* WORK TO COMPLETE: Copy every line in the records below that contains the word "text".

* RECORDS TO USE:
• • • • •

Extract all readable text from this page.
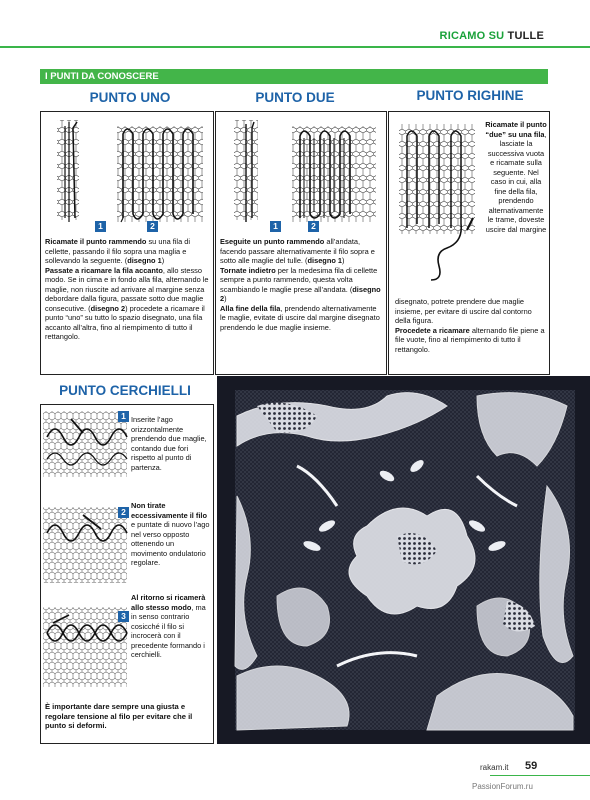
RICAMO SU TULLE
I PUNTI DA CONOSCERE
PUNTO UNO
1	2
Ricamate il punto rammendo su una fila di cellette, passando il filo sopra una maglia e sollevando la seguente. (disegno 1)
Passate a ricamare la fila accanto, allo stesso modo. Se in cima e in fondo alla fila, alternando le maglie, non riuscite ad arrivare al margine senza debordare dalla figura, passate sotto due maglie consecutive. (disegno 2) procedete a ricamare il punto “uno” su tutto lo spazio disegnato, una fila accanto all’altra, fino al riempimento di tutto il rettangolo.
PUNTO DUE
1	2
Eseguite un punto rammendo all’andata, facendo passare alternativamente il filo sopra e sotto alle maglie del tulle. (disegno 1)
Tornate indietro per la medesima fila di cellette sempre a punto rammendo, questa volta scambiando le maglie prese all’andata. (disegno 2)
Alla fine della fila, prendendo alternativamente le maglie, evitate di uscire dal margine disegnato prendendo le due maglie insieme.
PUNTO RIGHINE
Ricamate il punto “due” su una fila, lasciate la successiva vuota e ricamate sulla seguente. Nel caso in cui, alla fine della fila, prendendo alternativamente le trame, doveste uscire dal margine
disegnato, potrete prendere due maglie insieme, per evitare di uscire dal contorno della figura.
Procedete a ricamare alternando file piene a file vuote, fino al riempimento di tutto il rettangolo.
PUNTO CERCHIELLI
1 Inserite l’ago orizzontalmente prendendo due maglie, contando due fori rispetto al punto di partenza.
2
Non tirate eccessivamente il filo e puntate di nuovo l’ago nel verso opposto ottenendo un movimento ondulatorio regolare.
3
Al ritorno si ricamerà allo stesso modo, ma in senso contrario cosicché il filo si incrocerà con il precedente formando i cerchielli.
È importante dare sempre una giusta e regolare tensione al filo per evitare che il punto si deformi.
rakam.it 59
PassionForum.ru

• • • • •

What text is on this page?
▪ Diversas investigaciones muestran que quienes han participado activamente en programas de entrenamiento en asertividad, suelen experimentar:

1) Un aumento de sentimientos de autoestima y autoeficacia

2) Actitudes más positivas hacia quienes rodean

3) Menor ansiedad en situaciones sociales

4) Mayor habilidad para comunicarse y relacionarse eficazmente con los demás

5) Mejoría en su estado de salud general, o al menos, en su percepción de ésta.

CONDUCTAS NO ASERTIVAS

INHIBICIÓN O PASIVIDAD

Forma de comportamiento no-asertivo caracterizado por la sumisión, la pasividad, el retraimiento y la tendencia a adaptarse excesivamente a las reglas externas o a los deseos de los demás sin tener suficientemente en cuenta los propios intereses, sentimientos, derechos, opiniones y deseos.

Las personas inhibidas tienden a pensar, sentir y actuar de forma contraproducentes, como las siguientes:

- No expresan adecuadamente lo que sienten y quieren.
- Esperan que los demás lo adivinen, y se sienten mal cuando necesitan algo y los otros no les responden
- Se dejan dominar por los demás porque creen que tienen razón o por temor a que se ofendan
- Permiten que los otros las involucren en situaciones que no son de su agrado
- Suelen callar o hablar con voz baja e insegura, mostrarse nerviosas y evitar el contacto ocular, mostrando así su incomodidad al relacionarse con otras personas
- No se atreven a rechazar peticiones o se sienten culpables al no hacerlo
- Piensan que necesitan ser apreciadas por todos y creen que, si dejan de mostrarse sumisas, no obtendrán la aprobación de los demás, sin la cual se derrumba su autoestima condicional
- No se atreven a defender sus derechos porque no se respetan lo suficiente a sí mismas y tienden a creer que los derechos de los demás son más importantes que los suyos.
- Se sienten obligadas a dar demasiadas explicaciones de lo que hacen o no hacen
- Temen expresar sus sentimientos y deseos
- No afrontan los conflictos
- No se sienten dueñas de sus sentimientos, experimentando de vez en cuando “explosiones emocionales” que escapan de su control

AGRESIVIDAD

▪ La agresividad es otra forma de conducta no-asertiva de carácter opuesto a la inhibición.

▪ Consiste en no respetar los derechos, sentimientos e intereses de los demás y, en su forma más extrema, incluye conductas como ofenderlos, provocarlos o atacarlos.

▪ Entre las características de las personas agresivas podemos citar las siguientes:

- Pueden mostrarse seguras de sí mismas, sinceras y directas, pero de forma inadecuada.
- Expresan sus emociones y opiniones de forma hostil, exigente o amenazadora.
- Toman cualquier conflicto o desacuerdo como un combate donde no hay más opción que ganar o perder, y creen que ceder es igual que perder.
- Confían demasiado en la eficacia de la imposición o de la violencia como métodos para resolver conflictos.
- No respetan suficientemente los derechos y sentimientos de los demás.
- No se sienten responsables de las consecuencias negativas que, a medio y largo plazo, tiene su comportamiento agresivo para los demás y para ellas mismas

• • • • •

* RESULT OF THE TASK:
Extract all readable text from this page.
What text is on this page?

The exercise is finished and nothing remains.